To do:
Go through the listing and copy each line with the string "this".

** Begin **

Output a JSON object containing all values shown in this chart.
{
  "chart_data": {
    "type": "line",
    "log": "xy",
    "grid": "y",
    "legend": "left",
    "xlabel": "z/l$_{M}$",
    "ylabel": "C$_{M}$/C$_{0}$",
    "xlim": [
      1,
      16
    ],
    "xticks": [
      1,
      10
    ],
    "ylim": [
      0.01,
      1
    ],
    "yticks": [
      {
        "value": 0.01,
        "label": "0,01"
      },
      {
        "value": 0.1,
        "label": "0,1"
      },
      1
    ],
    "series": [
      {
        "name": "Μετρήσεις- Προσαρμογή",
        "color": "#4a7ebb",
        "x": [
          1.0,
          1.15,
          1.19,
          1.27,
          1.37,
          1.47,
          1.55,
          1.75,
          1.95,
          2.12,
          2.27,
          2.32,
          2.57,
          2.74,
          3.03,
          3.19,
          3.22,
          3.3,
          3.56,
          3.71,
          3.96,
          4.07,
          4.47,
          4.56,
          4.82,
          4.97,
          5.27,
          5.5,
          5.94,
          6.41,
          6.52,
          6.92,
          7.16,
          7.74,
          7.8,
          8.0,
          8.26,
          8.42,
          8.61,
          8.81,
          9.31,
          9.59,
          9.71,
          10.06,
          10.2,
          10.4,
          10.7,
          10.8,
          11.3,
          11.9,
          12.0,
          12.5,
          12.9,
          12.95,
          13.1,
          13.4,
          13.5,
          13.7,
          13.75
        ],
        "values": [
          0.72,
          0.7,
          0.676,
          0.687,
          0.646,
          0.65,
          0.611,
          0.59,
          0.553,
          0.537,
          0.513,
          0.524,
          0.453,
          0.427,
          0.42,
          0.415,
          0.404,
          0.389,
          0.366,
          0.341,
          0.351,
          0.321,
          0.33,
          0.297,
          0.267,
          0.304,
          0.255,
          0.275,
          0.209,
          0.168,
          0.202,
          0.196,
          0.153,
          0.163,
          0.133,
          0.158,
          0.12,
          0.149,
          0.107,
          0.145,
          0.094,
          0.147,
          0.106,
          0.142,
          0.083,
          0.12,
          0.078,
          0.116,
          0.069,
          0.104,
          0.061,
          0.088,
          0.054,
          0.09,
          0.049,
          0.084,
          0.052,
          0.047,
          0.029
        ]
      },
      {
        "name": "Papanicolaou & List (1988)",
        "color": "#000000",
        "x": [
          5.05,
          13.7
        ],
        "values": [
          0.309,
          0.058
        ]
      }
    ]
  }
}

** End **
** Begin **

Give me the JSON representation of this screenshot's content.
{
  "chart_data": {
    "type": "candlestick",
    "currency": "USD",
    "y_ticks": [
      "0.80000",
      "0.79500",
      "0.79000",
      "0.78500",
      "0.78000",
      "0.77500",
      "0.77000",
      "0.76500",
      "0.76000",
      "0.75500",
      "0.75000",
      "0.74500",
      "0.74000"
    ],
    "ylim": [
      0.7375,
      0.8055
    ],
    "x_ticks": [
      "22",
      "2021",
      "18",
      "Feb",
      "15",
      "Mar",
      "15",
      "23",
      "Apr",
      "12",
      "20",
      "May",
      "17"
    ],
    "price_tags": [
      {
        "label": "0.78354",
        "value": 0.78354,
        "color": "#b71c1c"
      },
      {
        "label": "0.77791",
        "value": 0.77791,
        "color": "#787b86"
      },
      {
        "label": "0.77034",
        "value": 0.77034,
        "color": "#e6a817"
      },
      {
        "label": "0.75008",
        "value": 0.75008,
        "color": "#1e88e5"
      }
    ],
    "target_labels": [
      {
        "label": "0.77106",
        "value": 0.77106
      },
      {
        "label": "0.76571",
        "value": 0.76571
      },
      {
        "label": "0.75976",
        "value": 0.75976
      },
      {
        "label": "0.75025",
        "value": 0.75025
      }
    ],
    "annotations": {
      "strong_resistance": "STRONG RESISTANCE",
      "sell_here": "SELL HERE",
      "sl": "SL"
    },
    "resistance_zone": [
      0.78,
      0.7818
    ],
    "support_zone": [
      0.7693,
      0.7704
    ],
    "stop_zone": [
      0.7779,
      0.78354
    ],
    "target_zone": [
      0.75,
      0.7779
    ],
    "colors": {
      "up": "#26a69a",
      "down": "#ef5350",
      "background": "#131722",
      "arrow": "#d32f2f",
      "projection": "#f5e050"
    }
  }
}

** End **

Finished exercise:
Output a JSON object containing all values shown in this chart.
Give me the JSON representation of this screenshot's content.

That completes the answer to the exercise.